§ Set exercise
Select every line holding the word "doors" and copy it.
....
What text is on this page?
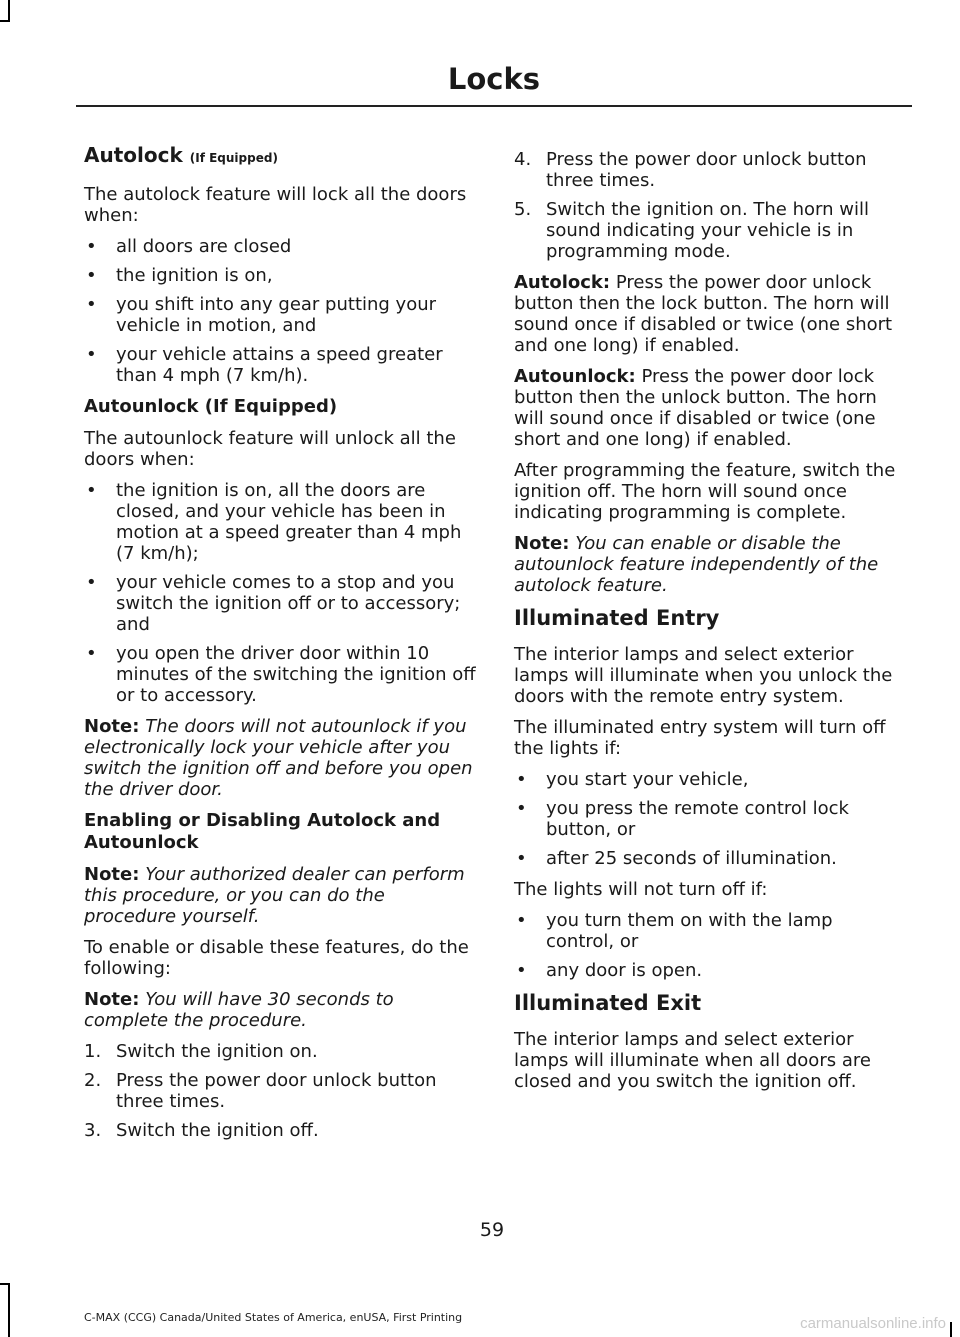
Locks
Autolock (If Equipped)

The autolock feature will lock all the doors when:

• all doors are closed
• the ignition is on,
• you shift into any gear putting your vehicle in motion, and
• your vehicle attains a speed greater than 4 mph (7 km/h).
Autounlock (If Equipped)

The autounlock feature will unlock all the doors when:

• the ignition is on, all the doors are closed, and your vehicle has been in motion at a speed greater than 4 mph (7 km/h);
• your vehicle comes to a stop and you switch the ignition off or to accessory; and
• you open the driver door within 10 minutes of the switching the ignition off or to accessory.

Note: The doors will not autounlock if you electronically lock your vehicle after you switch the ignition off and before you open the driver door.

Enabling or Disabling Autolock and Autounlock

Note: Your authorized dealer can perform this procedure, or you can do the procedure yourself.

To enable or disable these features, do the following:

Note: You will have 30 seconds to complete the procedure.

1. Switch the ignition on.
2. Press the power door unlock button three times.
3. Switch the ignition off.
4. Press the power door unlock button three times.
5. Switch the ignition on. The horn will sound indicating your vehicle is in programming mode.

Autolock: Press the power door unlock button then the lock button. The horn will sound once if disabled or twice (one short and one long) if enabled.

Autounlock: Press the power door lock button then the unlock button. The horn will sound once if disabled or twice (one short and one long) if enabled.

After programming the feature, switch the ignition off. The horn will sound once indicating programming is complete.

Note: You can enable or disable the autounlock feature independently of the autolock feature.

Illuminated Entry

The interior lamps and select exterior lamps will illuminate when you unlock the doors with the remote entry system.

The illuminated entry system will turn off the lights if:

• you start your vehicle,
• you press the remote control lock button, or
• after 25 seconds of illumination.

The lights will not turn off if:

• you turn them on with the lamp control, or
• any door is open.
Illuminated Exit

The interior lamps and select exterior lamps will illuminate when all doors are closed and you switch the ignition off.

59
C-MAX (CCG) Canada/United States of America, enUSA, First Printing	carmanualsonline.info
....
§ Answer to this task
The autolock feature will lock all the doors when:
• all doors are closed
The autounlock feature will unlock all the doors when:
• the ignition is on, all the doors are closed, and your vehicle has been in motion at a speed greater than 4 mph (7 km/h);
Note: The doors will not autounlock if you electronically lock your vehicle after you switch the ignition off and before you open the driver door.
The interior lamps and select exterior lamps will illuminate when you unlock the doors with the remote entry system.
The interior lamps and select exterior lamps will illuminate when all doors are closed and you switch the ignition off.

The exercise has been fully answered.